§ Data excerpts
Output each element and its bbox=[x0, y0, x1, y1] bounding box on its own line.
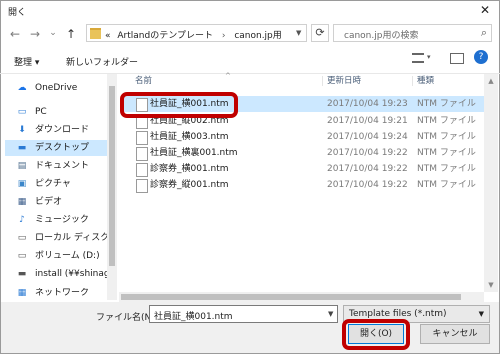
pc-icon: ▭ bbox=[17, 107, 27, 117]
view-chevron-icon[interactable]: ▾ bbox=[427, 53, 431, 61]
column-separator[interactable] bbox=[412, 76, 413, 86]
highlight-selected-file bbox=[120, 92, 238, 118]
file-name: 診察券_横001.ntm bbox=[150, 164, 229, 174]
refresh-icon[interactable]: ⟳ bbox=[311, 24, 329, 42]
column-header-date[interactable]: 更新日時 bbox=[327, 74, 361, 88]
file-date: 2017/10/04 19:22 bbox=[327, 164, 408, 174]
file-icon bbox=[136, 179, 148, 193]
file-name: 社員証_横003.ntm bbox=[150, 132, 229, 142]
file-row[interactable]: 診察券_横001.ntm 2017/10/04 19:22 NTM ファイル bbox=[122, 161, 484, 177]
close-icon[interactable]: ✕ bbox=[476, 2, 494, 18]
window-title: 開く bbox=[8, 8, 27, 18]
file-date: 2017/10/04 19:23 bbox=[327, 99, 408, 109]
new-folder-button[interactable]: 新しいフォルダー bbox=[66, 55, 138, 68]
column-separator[interactable] bbox=[322, 76, 323, 86]
file-date: 2017/10/04 19:22 bbox=[327, 180, 408, 190]
file-name: 診察券_縦001.ntm bbox=[150, 180, 229, 190]
file-type: NTM ファイル bbox=[417, 164, 476, 174]
sidebar-item-volume-d[interactable]: ▭ ボリューム (D:) bbox=[5, 248, 117, 264]
file-list-scrollbar[interactable]: ▲ ▼ bbox=[484, 74, 498, 292]
cancel-button[interactable]: キャンセル bbox=[420, 324, 490, 344]
file-date: 2017/10/04 19:21 bbox=[327, 116, 408, 126]
breadcrumb-overflow[interactable]: « bbox=[105, 31, 111, 41]
back-arrow-icon[interactable]: ← bbox=[8, 27, 22, 41]
music-icon: ♪ bbox=[19, 215, 25, 225]
file-icon bbox=[136, 147, 148, 161]
column-header-type[interactable]: 種類 bbox=[417, 74, 434, 88]
sidebar-item-videos[interactable]: ▦ ビデオ bbox=[5, 194, 117, 210]
horizontal-scroll-thumb[interactable] bbox=[121, 294, 461, 300]
sidebar-item-music[interactable]: ♪ ミュージック bbox=[5, 212, 117, 228]
disk-icon: ▭ bbox=[17, 251, 27, 261]
sidebar-item-pc[interactable]: ▭ PC bbox=[5, 104, 117, 120]
view-options-icon[interactable] bbox=[412, 53, 424, 63]
picture-icon: ▣ bbox=[17, 179, 27, 189]
search-icon[interactable]: ⌕ bbox=[481, 26, 487, 40]
column-header-name[interactable]: 名前 bbox=[135, 74, 152, 88]
sidebar-scrollbar[interactable] bbox=[107, 74, 117, 300]
file-date: 2017/10/04 19:24 bbox=[327, 132, 408, 142]
horizontal-scrollbar[interactable] bbox=[119, 292, 484, 302]
file-type: NTM ファイル bbox=[417, 180, 476, 190]
breadcrumb-item-canon[interactable]: canon.jp用 bbox=[234, 31, 281, 41]
sidebar-scroll-thumb[interactable] bbox=[109, 86, 115, 266]
breadcrumb-item-artland[interactable]: Artlandのテンプレート bbox=[117, 31, 213, 41]
sidebar-item-pictures[interactable]: ▣ ピクチャ bbox=[5, 176, 117, 192]
address-dropdown-icon[interactable]: ▼ bbox=[296, 29, 301, 37]
sidebar-item-network[interactable]: ▦ ネットワーク bbox=[5, 288, 117, 298]
filename-dropdown-icon[interactable]: ▼ bbox=[328, 310, 333, 318]
folder-icon bbox=[90, 28, 101, 39]
recent-locations-chevron-icon[interactable]: ⌄ bbox=[46, 26, 60, 40]
scroll-down-icon[interactable]: ▼ bbox=[484, 278, 498, 292]
search-box[interactable]: canon.jp用の検索 ⌕ bbox=[333, 24, 492, 42]
download-icon: ⬇ bbox=[18, 125, 26, 135]
up-arrow-icon[interactable]: ↑ bbox=[64, 27, 78, 41]
sort-caret-icon: ^ bbox=[225, 72, 231, 80]
file-row[interactable]: 社員証_横裏001.ntm 2017/10/04 19:22 NTM ファイル bbox=[122, 145, 484, 161]
address-bar[interactable]: « Artlandのテンプレート › canon.jp用 bbox=[86, 24, 307, 42]
desktop-icon: ▬ bbox=[17, 143, 27, 153]
sidebar-item-documents[interactable]: ▤ ドキュメント bbox=[5, 158, 117, 174]
sidebar-item-downloads[interactable]: ⬇ ダウンロード bbox=[5, 122, 117, 138]
title-bar bbox=[1, 1, 499, 21]
network-icon: ▦ bbox=[17, 288, 27, 298]
file-date: 2017/10/04 19:22 bbox=[327, 148, 408, 158]
disk-icon: ▭ bbox=[17, 233, 27, 243]
sidebar-item-onedrive[interactable]: ☁ OneDrive bbox=[5, 80, 117, 96]
file-icon bbox=[136, 163, 148, 177]
video-icon: ▦ bbox=[17, 197, 27, 207]
file-type: NTM ファイル bbox=[417, 132, 476, 142]
file-row[interactable]: 診察券_縦001.ntm 2017/10/04 19:22 NTM ファイル bbox=[122, 177, 484, 193]
preview-pane-icon[interactable] bbox=[450, 53, 464, 64]
file-type: NTM ファイル bbox=[417, 148, 476, 158]
scroll-up-icon[interactable]: ▲ bbox=[484, 74, 498, 88]
file-name: 社員証_横裏001.ntm bbox=[150, 148, 238, 158]
cloud-icon: ☁ bbox=[17, 83, 27, 93]
file-icon bbox=[136, 131, 148, 145]
document-icon: ▤ bbox=[17, 161, 27, 171]
sidebar-item-local-disk[interactable]: ▭ ローカル ディスク (C bbox=[5, 230, 117, 246]
file-row[interactable]: 社員証_横003.ntm 2017/10/04 19:24 NTM ファイル bbox=[122, 129, 484, 145]
search-placeholder: canon.jp用の検索 bbox=[344, 31, 419, 41]
help-icon[interactable]: ? bbox=[474, 50, 488, 64]
forward-arrow-icon[interactable]: → bbox=[28, 27, 42, 41]
highlight-open-button bbox=[342, 319, 410, 350]
network-drive-icon: ▬ bbox=[17, 269, 27, 279]
file-type: NTM ファイル bbox=[417, 99, 476, 109]
navigation-pane: ☁ OneDrive ▭ PC ⬇ ダウンロード ▬ デスクトップ ▤ ドキュメント ▣ ピ… bbox=[5, 74, 119, 300]
sidebar-item-install[interactable]: ▬ install (¥¥shinag bbox=[5, 266, 117, 282]
chevron-down-icon: ▼ bbox=[478, 310, 484, 318]
breadcrumb-separator-icon[interactable]: › bbox=[222, 31, 226, 41]
filename-input[interactable]: 社員証_横001.ntm bbox=[149, 305, 338, 323]
organize-button[interactable]: 整理 ▾ bbox=[14, 55, 39, 68]
file-type: NTM ファイル bbox=[417, 116, 476, 126]
sidebar-item-desktop[interactable]: ▬ デスクトップ bbox=[5, 140, 117, 156]
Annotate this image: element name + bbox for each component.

§ Stated goal
Reproduce everything from the line containing "pc-icon: ▭ bbox=[17, 107, 27, 117]" down to the line containing "file-name: 社員証_横003.ntm bbox=[150, 132, 229, 142]" in the material above, with both of those lines included.

§ Result of the task
pc-icon: ▭ bbox=[17, 107, 27, 117]
view-chevron-icon[interactable]: ▾ bbox=[427, 53, 431, 61]
column-separator[interactable] bbox=[412, 76, 413, 86]
highlight-selected-file bbox=[120, 92, 238, 118]
file-name: 診察券_横001.ntm bbox=[150, 164, 229, 174]
refresh-icon[interactable]: ⟳ bbox=[311, 24, 329, 42]
column-header-date[interactable]: 更新日時 bbox=[327, 74, 361, 88]
file-date: 2017/10/04 19:22 bbox=[327, 164, 408, 174]
file-icon bbox=[136, 179, 148, 193]
file-name: 社員証_横003.ntm bbox=[150, 132, 229, 142]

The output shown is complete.